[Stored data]
_ _ _ _ _ _ _

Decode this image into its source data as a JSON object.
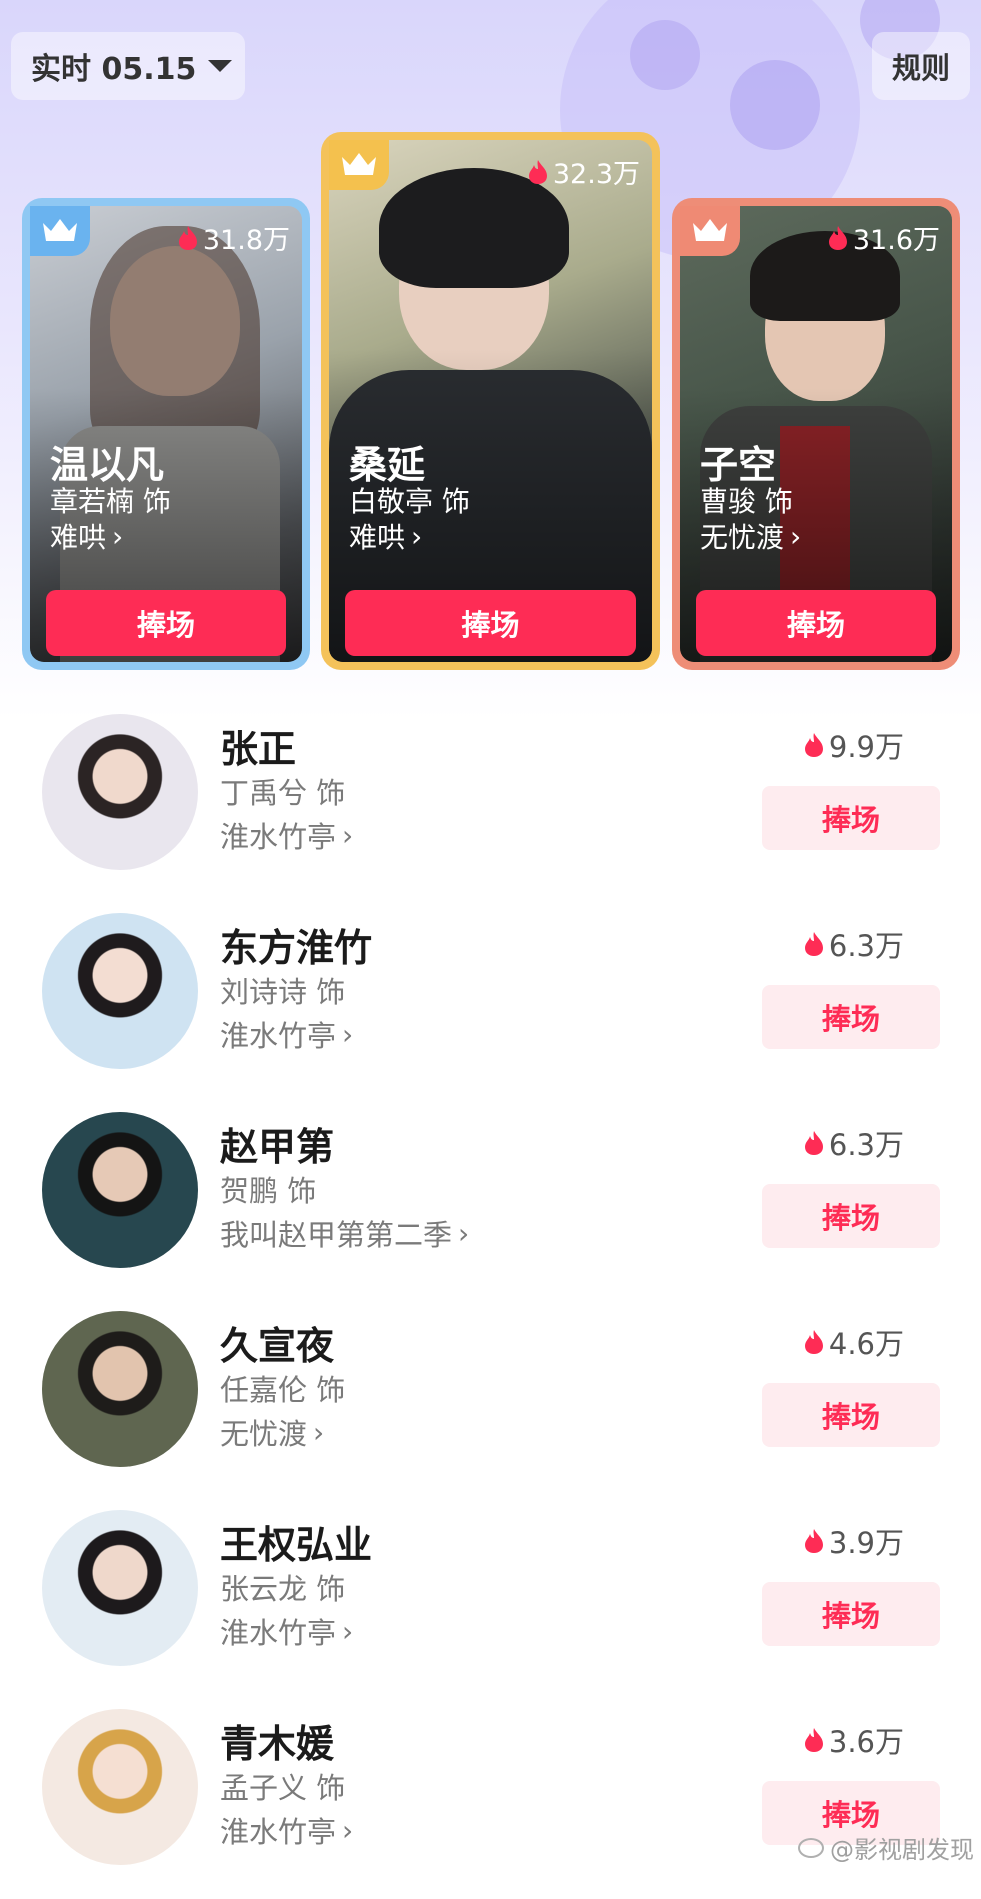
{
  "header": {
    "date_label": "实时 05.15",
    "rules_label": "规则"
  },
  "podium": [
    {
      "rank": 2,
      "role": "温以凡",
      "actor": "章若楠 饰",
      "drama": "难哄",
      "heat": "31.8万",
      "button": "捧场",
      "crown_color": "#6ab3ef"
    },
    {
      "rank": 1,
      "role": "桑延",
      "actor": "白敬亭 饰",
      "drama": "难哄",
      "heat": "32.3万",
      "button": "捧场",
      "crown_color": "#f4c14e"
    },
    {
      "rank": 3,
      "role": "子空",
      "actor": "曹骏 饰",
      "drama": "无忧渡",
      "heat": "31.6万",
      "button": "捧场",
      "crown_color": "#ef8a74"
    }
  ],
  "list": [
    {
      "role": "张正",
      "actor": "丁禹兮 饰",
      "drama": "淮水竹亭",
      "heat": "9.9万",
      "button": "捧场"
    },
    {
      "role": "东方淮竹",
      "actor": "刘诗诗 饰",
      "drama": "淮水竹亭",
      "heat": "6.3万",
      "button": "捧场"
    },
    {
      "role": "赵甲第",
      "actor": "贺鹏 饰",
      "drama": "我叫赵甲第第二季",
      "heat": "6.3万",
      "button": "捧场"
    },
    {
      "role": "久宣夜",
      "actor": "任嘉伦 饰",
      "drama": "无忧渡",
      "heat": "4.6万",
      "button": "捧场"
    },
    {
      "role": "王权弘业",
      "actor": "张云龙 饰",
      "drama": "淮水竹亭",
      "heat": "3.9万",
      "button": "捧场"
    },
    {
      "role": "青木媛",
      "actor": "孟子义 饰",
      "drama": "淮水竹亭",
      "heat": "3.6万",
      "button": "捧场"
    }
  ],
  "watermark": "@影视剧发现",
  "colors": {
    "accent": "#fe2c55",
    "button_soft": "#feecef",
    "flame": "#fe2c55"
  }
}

_ _ _ _ _ _ _

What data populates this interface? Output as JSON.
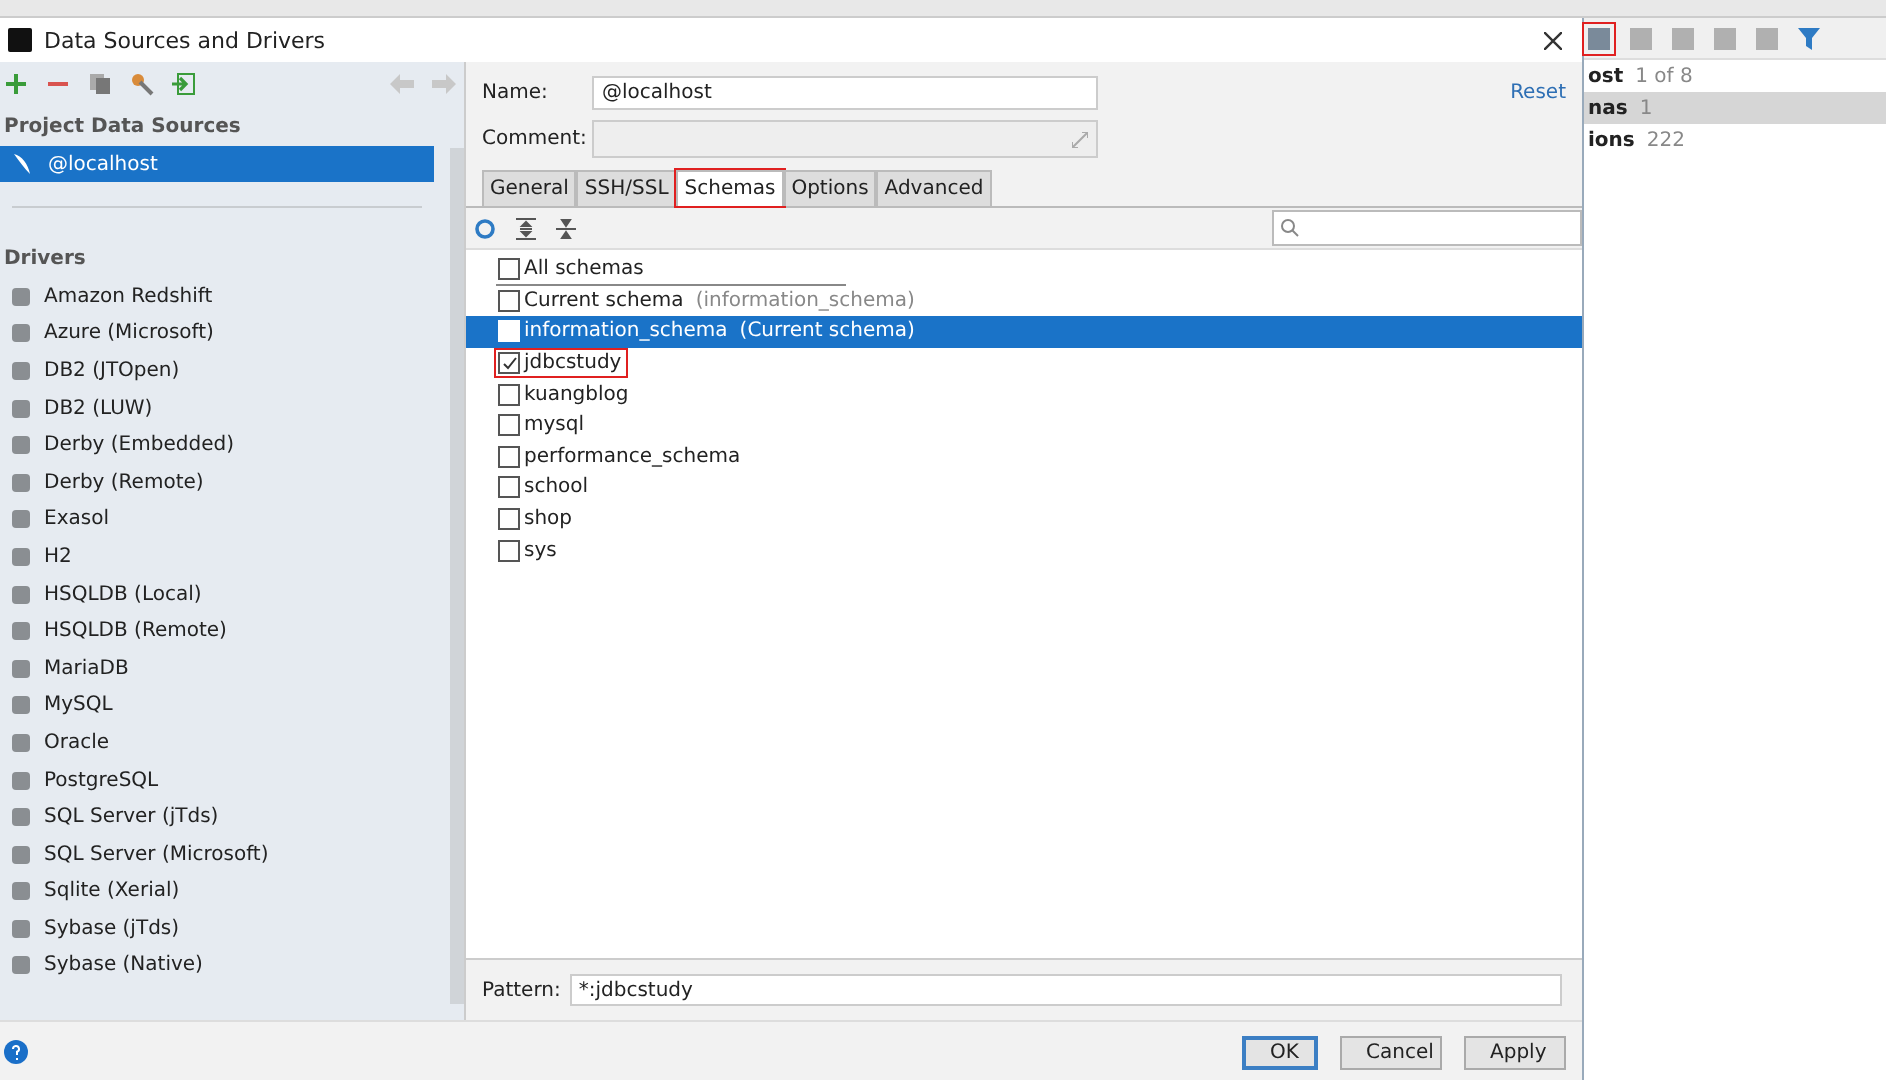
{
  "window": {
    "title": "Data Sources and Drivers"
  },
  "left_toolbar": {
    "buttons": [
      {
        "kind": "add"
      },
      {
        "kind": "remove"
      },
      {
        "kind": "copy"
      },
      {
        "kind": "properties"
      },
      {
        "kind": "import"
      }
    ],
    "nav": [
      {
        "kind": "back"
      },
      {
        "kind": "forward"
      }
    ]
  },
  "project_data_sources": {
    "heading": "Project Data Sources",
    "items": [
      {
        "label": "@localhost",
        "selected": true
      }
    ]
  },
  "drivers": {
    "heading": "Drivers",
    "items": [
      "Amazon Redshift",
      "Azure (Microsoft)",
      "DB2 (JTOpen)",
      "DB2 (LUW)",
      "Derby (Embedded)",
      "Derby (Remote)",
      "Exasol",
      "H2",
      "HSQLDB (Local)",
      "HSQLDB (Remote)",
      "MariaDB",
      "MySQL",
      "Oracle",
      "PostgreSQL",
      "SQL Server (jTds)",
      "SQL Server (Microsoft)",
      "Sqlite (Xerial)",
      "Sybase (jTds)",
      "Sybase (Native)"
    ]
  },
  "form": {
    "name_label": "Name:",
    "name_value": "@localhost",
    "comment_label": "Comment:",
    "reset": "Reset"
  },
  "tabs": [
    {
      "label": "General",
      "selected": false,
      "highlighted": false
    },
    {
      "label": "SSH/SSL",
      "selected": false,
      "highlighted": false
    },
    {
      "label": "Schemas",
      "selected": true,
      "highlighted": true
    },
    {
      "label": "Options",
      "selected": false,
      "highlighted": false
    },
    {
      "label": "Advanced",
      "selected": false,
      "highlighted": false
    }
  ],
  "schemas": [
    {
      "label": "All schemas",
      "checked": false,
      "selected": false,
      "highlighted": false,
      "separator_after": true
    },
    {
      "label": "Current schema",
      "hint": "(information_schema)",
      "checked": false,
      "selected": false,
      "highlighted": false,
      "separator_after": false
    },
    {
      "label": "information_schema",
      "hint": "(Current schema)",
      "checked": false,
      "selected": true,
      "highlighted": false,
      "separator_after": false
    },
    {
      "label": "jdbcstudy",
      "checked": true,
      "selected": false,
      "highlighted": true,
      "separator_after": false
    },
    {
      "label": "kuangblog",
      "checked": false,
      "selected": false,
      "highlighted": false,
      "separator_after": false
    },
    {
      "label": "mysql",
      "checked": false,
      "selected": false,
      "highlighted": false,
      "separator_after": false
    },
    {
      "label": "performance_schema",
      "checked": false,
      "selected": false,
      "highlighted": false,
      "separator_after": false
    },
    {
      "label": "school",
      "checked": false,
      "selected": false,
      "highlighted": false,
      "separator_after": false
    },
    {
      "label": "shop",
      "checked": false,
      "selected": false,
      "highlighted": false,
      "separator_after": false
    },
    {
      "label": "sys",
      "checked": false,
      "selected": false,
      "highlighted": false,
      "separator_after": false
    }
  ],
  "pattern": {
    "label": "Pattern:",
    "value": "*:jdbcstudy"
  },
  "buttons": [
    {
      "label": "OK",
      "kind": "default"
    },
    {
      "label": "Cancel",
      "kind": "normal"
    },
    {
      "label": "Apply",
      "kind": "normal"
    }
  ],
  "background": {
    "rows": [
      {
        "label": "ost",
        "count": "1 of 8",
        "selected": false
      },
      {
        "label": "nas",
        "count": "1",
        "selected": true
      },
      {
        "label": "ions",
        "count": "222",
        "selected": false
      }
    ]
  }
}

_ _ _ _ _ _ _

### Task objective
Show each line holding the word "Microsoft".

### The output
      "Azure (Microsoft)",
      "SQL Server (Microsoft)",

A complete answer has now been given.